**TASK TO CARRY OUT**
Find how many lines of the listing include the string "should", and report only that figure.

**Data entries**

★ ★ ★ ★ ★ ★ ★

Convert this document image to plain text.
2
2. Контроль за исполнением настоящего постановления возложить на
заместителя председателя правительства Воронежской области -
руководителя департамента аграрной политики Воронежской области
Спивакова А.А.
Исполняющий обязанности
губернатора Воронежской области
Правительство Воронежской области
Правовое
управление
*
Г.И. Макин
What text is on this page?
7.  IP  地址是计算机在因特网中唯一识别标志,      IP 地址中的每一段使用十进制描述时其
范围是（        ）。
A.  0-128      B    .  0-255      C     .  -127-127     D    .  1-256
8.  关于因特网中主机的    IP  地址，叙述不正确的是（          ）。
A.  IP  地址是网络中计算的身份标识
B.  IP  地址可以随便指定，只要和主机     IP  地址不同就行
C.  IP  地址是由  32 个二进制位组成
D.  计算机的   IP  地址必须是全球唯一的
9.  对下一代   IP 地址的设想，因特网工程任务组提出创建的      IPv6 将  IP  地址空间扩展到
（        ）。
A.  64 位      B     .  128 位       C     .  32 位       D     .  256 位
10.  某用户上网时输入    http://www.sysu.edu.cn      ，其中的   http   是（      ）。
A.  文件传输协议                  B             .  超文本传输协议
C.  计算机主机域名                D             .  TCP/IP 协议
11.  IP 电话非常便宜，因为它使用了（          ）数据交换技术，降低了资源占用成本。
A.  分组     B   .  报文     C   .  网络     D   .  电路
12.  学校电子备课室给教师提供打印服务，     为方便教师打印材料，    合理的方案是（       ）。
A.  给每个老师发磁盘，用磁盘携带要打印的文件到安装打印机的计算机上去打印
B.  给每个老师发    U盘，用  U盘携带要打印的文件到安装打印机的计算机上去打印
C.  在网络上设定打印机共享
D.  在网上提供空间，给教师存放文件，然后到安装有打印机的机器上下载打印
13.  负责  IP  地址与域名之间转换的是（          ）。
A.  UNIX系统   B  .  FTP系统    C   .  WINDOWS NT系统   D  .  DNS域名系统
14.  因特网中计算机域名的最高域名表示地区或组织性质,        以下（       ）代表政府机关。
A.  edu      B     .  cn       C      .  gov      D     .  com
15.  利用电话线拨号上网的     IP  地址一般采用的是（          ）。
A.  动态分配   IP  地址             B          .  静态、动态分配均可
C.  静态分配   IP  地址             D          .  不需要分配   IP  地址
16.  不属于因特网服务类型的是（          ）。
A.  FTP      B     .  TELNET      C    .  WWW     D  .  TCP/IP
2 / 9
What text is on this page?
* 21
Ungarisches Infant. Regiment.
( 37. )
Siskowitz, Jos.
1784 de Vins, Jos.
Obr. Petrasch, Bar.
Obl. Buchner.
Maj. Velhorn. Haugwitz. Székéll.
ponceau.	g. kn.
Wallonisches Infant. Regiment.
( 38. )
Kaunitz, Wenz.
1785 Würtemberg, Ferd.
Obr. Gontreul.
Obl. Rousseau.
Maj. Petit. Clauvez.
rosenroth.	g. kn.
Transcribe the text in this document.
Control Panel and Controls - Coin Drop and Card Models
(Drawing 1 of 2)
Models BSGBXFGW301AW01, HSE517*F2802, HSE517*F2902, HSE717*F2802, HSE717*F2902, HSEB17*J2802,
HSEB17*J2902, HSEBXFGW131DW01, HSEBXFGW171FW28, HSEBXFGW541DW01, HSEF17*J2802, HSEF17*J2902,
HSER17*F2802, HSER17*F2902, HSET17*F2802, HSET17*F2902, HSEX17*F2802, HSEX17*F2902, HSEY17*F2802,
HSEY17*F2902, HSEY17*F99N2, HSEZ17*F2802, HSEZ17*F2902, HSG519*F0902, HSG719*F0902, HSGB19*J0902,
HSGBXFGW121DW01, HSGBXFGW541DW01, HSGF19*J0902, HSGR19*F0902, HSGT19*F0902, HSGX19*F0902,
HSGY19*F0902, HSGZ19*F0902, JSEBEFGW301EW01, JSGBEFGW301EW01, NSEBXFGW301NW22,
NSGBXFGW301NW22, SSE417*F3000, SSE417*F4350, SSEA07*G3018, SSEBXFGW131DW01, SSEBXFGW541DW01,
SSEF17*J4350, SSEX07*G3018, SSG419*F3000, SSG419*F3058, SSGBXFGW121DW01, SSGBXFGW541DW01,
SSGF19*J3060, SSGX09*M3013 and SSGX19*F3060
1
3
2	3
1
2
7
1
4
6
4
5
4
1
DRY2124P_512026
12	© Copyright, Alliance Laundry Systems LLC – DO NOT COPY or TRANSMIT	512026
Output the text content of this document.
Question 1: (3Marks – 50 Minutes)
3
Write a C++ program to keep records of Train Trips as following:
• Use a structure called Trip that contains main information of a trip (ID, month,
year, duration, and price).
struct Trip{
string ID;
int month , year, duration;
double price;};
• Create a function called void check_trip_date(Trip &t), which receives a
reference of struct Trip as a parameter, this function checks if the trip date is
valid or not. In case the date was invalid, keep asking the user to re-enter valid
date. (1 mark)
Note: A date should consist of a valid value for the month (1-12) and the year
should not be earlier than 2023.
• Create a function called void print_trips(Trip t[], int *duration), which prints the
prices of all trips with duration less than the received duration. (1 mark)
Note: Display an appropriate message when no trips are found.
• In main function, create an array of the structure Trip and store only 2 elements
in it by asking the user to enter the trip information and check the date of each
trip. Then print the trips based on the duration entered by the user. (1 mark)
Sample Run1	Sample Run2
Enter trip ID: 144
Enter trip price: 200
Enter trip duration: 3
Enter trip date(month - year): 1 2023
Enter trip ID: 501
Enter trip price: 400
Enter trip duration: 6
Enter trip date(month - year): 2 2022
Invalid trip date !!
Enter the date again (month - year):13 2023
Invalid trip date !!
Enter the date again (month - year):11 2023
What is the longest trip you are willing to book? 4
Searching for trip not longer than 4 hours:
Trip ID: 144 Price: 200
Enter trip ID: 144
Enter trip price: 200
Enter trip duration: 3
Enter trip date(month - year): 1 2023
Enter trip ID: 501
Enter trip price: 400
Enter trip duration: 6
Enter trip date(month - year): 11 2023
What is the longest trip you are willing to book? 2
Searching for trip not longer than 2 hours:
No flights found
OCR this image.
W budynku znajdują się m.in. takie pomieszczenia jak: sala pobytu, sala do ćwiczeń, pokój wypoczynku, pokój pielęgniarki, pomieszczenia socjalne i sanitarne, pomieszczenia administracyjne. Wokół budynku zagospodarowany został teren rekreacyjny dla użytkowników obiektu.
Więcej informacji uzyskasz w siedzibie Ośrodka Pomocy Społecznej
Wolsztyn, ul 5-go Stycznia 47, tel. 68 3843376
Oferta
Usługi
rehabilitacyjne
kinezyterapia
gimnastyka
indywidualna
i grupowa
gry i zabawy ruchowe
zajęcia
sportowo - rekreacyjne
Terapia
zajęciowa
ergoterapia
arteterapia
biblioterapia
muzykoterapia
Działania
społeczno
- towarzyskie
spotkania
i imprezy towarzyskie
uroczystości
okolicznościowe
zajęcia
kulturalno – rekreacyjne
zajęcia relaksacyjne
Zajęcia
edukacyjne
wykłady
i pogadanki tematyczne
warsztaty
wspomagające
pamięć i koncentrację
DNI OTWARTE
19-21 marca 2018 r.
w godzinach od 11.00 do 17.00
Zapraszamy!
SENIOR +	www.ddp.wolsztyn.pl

★ ★ ★ ★ ★ ★ ★

**EXERCISE OUTPUT**
2